→ **GIVEN INFORMATION**:

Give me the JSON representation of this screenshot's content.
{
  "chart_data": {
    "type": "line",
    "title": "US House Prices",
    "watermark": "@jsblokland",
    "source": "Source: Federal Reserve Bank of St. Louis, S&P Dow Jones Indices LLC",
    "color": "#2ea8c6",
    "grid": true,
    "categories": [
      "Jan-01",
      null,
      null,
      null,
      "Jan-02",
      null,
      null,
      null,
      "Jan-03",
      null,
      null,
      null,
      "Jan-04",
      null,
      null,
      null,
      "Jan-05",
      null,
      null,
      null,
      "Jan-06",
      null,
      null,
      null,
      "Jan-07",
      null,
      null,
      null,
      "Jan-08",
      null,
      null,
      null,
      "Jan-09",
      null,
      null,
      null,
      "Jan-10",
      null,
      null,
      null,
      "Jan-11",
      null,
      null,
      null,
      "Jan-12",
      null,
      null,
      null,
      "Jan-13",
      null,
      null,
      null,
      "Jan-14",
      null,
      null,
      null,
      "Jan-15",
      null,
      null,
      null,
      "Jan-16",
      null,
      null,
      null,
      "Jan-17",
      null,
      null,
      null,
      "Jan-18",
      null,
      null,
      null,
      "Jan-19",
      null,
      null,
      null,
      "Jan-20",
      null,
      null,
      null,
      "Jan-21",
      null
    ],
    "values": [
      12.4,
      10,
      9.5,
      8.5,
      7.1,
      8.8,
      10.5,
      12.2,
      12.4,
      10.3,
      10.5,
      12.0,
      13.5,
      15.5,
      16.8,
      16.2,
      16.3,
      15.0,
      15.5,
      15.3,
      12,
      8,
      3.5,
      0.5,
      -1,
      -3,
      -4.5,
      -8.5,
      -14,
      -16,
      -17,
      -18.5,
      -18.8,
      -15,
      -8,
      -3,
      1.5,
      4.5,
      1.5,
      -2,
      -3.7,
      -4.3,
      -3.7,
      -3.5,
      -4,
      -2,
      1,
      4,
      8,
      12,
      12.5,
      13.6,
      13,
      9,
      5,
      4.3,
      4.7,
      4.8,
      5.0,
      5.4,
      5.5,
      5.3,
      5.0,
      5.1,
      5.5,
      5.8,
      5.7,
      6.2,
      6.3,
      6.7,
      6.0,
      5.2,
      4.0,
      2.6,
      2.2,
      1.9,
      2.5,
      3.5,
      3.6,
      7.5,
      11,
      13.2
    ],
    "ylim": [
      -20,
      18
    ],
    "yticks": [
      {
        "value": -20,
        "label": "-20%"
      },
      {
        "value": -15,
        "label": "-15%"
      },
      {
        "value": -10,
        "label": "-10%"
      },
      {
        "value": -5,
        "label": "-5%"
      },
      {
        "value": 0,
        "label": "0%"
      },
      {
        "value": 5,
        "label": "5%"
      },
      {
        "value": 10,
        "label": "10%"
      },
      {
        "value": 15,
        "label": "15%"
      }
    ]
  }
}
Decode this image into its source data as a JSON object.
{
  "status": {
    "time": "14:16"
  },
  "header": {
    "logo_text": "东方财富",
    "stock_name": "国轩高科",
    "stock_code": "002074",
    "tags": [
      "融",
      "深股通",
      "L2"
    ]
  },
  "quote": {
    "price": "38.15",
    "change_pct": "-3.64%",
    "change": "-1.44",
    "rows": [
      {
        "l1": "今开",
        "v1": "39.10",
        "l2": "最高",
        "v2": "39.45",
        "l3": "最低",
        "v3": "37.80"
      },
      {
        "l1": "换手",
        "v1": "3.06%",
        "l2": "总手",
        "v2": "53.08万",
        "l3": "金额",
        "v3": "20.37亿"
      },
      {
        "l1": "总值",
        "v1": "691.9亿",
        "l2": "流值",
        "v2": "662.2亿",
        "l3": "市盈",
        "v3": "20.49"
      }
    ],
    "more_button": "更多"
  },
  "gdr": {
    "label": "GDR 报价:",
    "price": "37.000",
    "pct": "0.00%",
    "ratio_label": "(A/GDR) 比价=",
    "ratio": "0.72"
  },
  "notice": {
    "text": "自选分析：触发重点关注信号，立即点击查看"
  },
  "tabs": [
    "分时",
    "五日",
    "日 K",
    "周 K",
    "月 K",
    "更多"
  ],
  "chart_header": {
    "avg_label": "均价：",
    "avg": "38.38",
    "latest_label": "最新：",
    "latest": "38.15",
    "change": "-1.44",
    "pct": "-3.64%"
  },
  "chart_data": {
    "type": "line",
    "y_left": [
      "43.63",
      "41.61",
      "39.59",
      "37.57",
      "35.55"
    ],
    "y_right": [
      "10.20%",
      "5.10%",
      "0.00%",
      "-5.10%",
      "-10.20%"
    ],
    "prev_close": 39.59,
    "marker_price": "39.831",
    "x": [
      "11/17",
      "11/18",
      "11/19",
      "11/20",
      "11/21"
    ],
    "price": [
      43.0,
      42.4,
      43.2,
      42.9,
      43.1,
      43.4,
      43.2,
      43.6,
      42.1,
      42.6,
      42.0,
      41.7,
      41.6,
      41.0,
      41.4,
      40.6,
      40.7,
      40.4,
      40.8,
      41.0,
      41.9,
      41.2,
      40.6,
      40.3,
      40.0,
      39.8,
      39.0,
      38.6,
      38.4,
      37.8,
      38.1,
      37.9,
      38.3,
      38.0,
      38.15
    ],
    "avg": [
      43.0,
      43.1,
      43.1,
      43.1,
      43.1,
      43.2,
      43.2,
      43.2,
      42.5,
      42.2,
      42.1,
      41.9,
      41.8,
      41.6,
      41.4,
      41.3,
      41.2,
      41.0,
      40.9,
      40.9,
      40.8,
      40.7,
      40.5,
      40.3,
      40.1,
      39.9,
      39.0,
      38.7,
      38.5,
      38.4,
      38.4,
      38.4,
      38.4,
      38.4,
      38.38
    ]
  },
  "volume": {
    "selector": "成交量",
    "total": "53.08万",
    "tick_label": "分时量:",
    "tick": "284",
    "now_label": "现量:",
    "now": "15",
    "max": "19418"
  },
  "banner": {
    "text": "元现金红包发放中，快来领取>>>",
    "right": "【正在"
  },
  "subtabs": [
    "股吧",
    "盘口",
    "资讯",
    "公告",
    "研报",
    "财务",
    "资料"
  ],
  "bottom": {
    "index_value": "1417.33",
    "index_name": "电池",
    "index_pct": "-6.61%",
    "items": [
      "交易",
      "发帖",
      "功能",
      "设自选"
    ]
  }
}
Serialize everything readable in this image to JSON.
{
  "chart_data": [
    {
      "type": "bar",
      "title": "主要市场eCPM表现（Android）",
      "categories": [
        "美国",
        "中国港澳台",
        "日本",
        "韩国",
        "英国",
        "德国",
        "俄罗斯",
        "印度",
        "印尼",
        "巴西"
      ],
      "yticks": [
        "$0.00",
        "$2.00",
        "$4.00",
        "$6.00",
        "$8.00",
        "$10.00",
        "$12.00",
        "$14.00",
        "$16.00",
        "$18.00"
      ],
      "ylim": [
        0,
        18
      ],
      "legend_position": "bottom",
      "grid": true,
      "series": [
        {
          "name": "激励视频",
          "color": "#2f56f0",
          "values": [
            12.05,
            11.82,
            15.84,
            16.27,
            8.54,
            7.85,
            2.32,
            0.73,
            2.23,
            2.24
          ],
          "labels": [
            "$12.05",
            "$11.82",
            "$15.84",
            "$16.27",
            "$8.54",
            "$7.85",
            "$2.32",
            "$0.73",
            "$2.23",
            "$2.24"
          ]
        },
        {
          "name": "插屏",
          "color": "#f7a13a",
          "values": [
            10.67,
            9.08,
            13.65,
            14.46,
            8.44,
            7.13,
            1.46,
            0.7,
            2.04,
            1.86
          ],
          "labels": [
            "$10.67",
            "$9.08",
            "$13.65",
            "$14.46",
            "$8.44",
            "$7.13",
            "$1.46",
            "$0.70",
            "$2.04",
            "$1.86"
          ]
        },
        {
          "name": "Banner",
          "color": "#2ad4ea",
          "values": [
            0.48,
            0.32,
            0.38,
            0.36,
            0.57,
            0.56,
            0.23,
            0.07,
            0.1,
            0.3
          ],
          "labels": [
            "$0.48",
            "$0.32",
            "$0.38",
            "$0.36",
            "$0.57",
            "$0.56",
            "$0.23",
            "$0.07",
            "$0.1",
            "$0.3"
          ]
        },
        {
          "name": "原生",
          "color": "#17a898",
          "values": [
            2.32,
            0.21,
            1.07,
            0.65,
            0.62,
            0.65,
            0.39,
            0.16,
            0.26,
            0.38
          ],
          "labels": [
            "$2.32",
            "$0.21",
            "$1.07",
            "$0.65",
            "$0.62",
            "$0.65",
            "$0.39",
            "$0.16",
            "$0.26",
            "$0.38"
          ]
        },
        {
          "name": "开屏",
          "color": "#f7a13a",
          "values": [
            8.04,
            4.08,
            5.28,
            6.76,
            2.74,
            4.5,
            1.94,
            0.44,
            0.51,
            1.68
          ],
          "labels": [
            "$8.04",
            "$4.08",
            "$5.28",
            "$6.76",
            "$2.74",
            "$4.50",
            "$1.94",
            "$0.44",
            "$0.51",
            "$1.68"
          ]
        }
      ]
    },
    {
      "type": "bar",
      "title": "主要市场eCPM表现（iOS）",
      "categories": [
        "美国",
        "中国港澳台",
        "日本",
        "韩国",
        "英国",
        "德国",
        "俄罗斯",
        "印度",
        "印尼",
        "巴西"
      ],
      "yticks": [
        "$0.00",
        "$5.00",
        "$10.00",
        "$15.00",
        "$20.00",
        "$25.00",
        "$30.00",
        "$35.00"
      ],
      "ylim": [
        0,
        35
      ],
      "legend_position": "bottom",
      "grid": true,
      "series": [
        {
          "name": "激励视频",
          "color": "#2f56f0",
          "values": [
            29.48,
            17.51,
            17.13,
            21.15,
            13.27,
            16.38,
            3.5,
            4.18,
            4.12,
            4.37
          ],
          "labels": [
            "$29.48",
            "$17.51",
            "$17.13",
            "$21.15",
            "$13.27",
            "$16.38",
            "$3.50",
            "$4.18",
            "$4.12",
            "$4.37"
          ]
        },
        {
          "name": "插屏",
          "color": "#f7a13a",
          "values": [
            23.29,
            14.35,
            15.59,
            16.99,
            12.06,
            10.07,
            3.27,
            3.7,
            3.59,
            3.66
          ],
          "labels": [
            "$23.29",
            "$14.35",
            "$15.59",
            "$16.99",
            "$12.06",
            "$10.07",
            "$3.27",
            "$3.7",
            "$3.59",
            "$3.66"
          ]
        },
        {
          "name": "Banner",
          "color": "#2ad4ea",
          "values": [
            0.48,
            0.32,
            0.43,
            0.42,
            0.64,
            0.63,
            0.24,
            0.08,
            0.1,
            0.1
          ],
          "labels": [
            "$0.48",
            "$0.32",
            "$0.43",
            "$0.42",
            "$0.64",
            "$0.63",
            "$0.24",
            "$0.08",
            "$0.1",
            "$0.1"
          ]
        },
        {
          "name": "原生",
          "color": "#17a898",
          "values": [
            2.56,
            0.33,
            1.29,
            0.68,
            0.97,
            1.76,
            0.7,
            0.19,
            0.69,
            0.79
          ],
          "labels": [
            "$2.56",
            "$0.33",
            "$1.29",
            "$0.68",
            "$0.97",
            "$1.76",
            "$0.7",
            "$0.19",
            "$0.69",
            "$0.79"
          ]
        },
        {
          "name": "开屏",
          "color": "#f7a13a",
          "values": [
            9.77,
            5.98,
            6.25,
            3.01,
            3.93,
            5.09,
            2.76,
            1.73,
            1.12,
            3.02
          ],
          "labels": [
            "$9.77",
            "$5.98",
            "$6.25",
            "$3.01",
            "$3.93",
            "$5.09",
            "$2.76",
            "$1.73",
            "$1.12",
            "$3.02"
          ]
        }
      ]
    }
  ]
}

→ **WHAT TO DO**: Copy each line from the data above that includes "title".

→ **ANSWER TO THIS PROBLEM**:
    "title": "US House Prices",
      "title": "主要市场eCPM表现（Android）",
      "title": "主要市场eCPM表现（iOS）",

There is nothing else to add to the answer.